---------- DATA FOR THE TASK ----------

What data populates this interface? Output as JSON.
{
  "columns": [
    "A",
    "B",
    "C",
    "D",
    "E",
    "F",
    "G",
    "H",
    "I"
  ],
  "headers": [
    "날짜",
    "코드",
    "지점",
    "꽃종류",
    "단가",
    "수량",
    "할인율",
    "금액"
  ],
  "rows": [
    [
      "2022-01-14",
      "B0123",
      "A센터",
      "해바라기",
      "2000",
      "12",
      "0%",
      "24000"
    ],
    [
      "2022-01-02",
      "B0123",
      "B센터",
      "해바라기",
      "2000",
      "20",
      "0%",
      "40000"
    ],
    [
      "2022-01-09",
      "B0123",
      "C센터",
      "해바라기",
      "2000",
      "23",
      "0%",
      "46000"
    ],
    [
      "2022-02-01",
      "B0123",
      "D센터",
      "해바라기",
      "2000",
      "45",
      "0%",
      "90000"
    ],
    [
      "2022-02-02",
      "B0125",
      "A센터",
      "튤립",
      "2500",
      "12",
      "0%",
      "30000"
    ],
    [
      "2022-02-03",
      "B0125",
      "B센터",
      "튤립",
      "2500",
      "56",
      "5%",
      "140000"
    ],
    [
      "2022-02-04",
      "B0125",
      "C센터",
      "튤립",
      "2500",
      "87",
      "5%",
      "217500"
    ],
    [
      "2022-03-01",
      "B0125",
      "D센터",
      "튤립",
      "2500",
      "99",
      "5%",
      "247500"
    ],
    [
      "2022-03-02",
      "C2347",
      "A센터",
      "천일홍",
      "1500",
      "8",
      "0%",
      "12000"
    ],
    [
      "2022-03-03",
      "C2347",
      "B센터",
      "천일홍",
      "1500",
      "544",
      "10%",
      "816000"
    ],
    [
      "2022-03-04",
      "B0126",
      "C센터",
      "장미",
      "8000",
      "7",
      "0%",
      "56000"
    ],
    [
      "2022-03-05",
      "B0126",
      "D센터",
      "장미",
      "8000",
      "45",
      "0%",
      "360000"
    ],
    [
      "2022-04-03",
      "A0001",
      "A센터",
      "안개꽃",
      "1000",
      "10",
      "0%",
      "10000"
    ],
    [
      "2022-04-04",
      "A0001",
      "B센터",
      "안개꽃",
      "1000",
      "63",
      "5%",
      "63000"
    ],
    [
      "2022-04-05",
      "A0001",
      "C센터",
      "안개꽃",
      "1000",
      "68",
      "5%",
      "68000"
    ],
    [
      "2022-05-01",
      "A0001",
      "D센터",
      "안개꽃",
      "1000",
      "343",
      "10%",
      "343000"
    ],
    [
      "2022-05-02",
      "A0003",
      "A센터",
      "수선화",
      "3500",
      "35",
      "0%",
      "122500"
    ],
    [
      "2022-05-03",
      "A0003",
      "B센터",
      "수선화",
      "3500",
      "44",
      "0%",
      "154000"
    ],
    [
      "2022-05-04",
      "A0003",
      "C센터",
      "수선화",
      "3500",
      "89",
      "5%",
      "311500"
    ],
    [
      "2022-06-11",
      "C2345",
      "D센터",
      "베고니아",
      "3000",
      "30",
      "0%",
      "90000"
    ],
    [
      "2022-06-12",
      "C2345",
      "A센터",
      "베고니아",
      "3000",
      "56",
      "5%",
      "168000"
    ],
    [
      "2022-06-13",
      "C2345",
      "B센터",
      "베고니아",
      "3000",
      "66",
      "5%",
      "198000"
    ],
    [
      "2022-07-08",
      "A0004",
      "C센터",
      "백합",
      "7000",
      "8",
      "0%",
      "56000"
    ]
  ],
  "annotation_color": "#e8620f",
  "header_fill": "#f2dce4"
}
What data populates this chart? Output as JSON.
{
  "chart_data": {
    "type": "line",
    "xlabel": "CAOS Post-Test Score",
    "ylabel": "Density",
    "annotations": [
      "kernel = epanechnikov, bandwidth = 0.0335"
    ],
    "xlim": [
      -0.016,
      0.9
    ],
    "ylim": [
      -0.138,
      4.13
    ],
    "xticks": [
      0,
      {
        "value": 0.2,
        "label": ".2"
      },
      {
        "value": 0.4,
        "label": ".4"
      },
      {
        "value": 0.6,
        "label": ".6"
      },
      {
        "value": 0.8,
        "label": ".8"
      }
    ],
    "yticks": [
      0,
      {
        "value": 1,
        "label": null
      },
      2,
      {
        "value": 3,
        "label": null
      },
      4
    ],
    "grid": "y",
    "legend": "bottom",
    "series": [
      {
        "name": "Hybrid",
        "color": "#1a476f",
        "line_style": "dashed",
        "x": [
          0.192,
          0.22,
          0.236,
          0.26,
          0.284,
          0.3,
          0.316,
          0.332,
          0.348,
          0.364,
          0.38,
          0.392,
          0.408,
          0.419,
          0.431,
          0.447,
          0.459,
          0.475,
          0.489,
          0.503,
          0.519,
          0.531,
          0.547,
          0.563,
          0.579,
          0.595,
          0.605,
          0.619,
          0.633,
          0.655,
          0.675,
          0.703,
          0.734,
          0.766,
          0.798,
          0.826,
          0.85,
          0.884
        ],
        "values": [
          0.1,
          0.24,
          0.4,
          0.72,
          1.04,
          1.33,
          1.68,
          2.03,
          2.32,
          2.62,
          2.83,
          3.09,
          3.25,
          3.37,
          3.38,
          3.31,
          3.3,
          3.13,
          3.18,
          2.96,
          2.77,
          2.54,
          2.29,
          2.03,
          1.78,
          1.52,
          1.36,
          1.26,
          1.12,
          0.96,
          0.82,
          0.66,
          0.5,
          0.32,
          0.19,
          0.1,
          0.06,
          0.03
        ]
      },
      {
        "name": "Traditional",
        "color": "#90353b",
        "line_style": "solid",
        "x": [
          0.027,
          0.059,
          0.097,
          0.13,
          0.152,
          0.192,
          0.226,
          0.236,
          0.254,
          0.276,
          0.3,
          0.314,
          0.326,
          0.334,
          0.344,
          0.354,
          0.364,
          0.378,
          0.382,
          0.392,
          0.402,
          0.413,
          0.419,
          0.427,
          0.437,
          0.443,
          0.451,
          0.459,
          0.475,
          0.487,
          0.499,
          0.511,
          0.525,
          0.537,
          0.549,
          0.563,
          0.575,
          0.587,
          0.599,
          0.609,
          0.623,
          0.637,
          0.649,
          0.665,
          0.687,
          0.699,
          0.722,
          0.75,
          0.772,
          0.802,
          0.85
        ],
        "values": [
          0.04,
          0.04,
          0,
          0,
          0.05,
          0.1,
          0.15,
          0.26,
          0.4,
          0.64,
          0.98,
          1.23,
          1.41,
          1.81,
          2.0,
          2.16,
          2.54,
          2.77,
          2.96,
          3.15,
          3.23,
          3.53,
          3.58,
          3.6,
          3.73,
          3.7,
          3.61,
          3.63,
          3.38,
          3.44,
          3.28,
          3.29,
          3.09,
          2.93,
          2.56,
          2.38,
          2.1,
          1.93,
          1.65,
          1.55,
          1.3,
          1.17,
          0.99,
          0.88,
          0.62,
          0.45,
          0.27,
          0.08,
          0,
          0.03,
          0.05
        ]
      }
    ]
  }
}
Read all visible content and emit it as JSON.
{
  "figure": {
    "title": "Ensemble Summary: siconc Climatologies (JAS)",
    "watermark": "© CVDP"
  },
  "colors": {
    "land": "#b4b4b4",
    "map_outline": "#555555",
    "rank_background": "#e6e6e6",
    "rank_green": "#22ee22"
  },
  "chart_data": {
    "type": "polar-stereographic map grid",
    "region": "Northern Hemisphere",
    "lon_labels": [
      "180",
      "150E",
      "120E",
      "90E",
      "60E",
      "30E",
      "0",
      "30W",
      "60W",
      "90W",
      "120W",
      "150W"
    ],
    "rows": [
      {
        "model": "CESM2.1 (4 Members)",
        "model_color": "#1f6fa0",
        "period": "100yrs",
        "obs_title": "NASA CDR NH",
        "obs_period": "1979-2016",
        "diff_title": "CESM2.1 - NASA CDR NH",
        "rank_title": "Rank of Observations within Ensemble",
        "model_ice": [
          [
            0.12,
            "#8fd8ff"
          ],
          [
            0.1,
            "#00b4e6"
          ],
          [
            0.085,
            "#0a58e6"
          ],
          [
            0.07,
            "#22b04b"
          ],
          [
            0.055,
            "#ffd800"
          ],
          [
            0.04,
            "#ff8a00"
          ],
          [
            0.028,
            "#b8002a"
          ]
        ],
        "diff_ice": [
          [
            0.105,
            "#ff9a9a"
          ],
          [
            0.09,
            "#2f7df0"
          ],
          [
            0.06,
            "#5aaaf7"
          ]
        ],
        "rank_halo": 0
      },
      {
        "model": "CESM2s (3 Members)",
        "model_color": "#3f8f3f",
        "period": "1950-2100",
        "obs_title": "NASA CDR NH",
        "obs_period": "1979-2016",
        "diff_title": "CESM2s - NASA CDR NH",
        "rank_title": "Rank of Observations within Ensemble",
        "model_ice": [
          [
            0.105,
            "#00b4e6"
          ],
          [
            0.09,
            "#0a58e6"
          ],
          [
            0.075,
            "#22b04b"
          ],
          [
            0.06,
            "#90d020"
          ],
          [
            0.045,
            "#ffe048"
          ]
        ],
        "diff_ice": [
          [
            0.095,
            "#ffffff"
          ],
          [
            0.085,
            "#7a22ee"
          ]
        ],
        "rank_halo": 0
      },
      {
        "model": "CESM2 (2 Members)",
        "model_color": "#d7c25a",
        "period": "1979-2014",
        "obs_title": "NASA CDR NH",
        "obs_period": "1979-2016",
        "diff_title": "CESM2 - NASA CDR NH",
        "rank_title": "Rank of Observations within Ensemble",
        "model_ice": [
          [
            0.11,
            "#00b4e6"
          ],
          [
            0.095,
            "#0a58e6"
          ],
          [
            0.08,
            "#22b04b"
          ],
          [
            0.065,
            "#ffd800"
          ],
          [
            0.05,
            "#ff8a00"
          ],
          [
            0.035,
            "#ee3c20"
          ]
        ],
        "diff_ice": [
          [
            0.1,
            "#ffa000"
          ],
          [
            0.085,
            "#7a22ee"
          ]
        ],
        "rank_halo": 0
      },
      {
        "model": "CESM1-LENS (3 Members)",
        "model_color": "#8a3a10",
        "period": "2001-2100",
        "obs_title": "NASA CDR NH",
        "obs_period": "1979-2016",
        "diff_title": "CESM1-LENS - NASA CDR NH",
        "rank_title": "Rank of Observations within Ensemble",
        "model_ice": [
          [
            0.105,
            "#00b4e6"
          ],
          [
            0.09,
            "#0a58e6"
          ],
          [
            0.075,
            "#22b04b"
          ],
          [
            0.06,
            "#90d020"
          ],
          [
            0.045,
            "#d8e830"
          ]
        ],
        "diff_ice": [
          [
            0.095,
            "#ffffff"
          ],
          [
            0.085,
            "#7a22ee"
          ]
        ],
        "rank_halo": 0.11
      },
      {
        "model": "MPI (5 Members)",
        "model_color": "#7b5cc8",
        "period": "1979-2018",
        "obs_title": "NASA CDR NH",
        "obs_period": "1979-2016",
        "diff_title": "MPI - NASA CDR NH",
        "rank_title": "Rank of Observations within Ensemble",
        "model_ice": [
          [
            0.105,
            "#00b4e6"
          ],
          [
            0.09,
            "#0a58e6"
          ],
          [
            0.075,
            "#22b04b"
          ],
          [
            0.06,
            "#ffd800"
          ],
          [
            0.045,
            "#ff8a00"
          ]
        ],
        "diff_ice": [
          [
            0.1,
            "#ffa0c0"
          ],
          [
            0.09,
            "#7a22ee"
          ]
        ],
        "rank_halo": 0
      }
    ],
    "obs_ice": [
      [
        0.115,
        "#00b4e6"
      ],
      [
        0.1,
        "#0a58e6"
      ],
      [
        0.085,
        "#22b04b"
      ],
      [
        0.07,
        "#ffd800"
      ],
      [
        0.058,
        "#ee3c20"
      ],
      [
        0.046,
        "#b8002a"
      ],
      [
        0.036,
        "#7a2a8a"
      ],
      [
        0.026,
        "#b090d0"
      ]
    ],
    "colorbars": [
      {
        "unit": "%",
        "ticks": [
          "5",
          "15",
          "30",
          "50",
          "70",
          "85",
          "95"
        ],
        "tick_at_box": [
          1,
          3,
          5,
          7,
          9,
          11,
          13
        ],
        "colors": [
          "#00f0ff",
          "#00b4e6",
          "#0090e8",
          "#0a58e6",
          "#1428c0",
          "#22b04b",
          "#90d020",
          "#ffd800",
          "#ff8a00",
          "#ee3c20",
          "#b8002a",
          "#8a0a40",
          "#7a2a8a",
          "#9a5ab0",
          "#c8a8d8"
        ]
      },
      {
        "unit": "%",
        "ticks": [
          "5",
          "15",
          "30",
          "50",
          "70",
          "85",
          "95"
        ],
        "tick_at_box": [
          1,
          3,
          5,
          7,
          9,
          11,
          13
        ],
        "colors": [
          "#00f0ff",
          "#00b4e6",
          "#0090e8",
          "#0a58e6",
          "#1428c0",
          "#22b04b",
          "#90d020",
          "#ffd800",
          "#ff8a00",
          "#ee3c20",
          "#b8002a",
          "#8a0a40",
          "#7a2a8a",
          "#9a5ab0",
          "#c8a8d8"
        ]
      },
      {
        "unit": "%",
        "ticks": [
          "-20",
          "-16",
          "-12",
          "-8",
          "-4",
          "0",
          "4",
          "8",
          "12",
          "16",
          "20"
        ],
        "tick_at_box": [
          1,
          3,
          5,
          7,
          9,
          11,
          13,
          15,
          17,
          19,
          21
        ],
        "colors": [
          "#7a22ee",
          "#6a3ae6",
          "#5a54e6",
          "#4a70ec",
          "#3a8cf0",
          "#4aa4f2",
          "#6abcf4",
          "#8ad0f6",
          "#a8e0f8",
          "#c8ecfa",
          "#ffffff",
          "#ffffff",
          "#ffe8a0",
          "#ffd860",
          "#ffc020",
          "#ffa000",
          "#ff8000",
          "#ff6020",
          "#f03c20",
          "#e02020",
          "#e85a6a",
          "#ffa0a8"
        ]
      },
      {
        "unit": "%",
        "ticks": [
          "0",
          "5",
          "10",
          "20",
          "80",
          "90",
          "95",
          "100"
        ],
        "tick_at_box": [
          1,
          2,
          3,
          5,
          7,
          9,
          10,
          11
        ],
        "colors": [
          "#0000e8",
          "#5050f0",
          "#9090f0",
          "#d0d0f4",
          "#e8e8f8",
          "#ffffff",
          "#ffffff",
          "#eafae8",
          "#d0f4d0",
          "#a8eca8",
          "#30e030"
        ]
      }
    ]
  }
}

----------

_TASK STATEMENT_. Pick out each line containing "LENS" and report it.

_SOLUTION_.
        "model": "CESM1-LENS (3 Members)",
        "diff_title": "CESM1-LENS - NASA CDR NH",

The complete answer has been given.